=== Given instruction ===
From the entries below, copy out every line with "original" in it.

[Entries from a dataset]
## start

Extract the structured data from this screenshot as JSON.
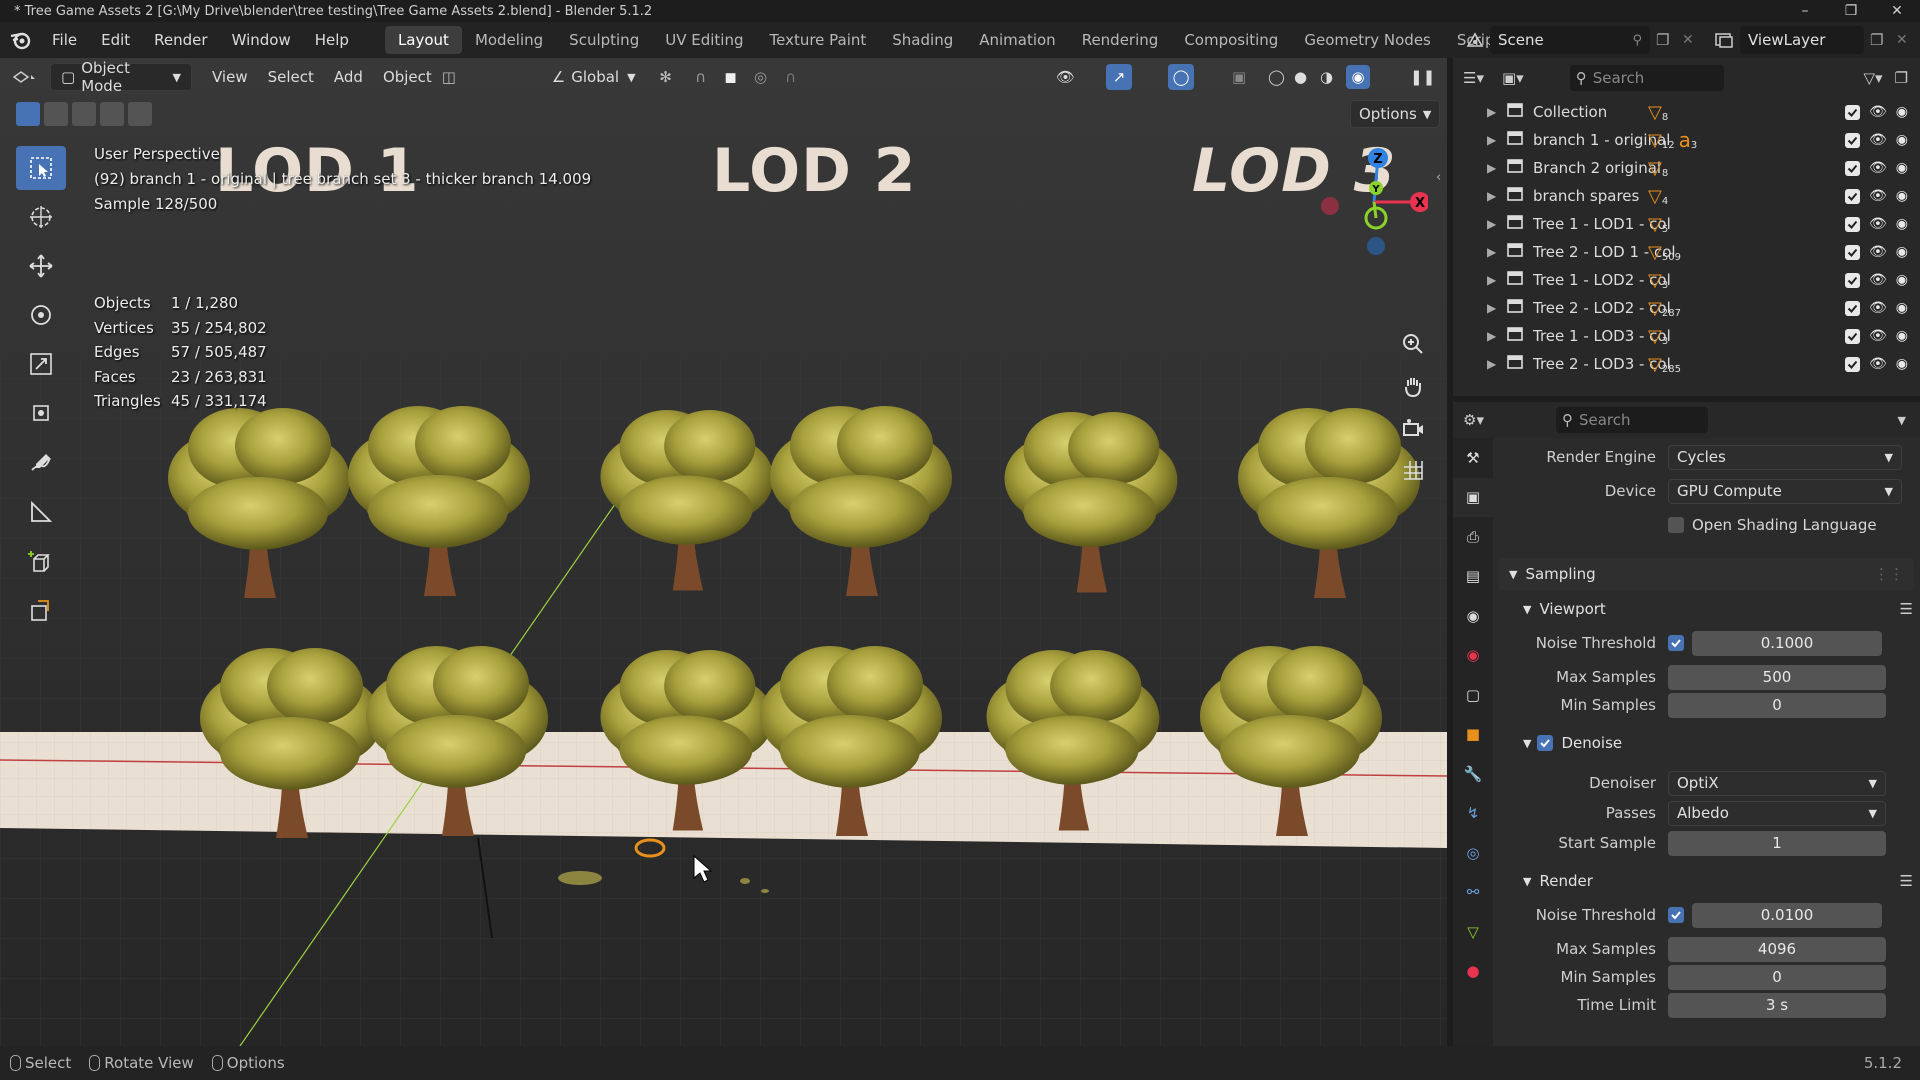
{
  "window": {
    "title": "* Tree Game Assets 2 [G:\\My Drive\\blender\\tree testing\\Tree Game Assets 2.blend] - Blender 5.1.2"
  },
  "menu": [
    "File",
    "Edit",
    "Render",
    "Window",
    "Help"
  ],
  "workspaces": [
    {
      "label": "Layout",
      "active": true
    },
    {
      "label": "Modeling",
      "active": false
    },
    {
      "label": "Sculpting",
      "active": false
    },
    {
      "label": "UV Editing",
      "active": false
    },
    {
      "label": "Texture Paint",
      "active": false
    },
    {
      "label": "Shading",
      "active": false
    },
    {
      "label": "Animation",
      "active": false
    },
    {
      "label": "Rendering",
      "active": false
    },
    {
      "label": "Compositing",
      "active": false
    },
    {
      "label": "Geometry Nodes",
      "active": false
    },
    {
      "label": "Scripting",
      "active": false
    }
  ],
  "scene": {
    "name": "Scene",
    "view_layer": "ViewLayer"
  },
  "viewport": {
    "mode": "Object Mode",
    "menus": [
      "View",
      "Select",
      "Add",
      "Object"
    ],
    "orientation": "Global",
    "options_label": "Options",
    "perspective": "User Perspective",
    "active_object": "(92) branch 1 - original | tree branch set 3 - thicker branch 14.009",
    "sample": "Sample 128/500",
    "stats": [
      {
        "k": "Objects",
        "v": "1 / 1,280"
      },
      {
        "k": "Vertices",
        "v": "35 / 254,802"
      },
      {
        "k": "Edges",
        "v": "57 / 505,487"
      },
      {
        "k": "Faces",
        "v": "23 / 263,831"
      },
      {
        "k": "Triangles",
        "v": "45 / 331,174"
      }
    ],
    "lod_labels": [
      "LOD 1",
      "LOD 2",
      "LOD 3"
    ],
    "gizmo_axes": {
      "x": "X",
      "y": "Y",
      "z": "Z"
    }
  },
  "outliner": {
    "search_placeholder": "Search",
    "rows": [
      {
        "name": "Collection",
        "count": "8"
      },
      {
        "name": "branch 1 - original",
        "count": "12",
        "count2": "3"
      },
      {
        "name": "Branch 2 original",
        "count": "8"
      },
      {
        "name": "branch spares",
        "count": "4"
      },
      {
        "name": "Tree 1 - LOD1 - col",
        "count": "5"
      },
      {
        "name": "Tree 2 - LOD 1 - col",
        "count": "509"
      },
      {
        "name": "Tree 1 - LOD2 - col",
        "count": "3"
      },
      {
        "name": "Tree 2 - LOD2 - col",
        "count": "287"
      },
      {
        "name": "Tree 1 - LOD3 - col",
        "count": "3"
      },
      {
        "name": "Tree 2 - LOD3 - col",
        "count": "285"
      }
    ]
  },
  "properties": {
    "search_placeholder": "Search",
    "render_engine_label": "Render Engine",
    "render_engine": "Cycles",
    "device_label": "Device",
    "device": "GPU Compute",
    "osl_label": "Open Shading Language",
    "sampling_label": "Sampling",
    "viewport_label": "Viewport",
    "vp_noise_threshold_label": "Noise Threshold",
    "vp_noise_threshold": "0.1000",
    "vp_max_samples_label": "Max Samples",
    "vp_max_samples": "500",
    "vp_min_samples_label": "Min Samples",
    "vp_min_samples": "0",
    "denoise_label": "Denoise",
    "denoiser_label": "Denoiser",
    "denoiser": "OptiX",
    "passes_label": "Passes",
    "passes": "Albedo",
    "start_sample_label": "Start Sample",
    "start_sample": "1",
    "render_label": "Render",
    "r_noise_threshold_label": "Noise Threshold",
    "r_noise_threshold": "0.0100",
    "r_max_samples_label": "Max Samples",
    "r_max_samples": "4096",
    "r_min_samples_label": "Min Samples",
    "r_min_samples": "0",
    "time_limit_label": "Time Limit",
    "time_limit": "3 s"
  },
  "statusbar": {
    "select": "Select",
    "rotate": "Rotate View",
    "options": "Options",
    "version": "5.1.2"
  },
  "colors": {
    "accent": "#4772b3",
    "axis_x": "#e8344e",
    "axis_y": "#8bd22b",
    "axis_z": "#2f83e3",
    "foliage": "#a8a03c",
    "trunk": "#7a4a2a"
  }
}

## end

=== Task output ===
    "active_object": "(92) branch 1 - original | tree branch set 3 - thicker branch 14.009",
        "name": "branch 1 - original",
        "name": "Branch 2 original",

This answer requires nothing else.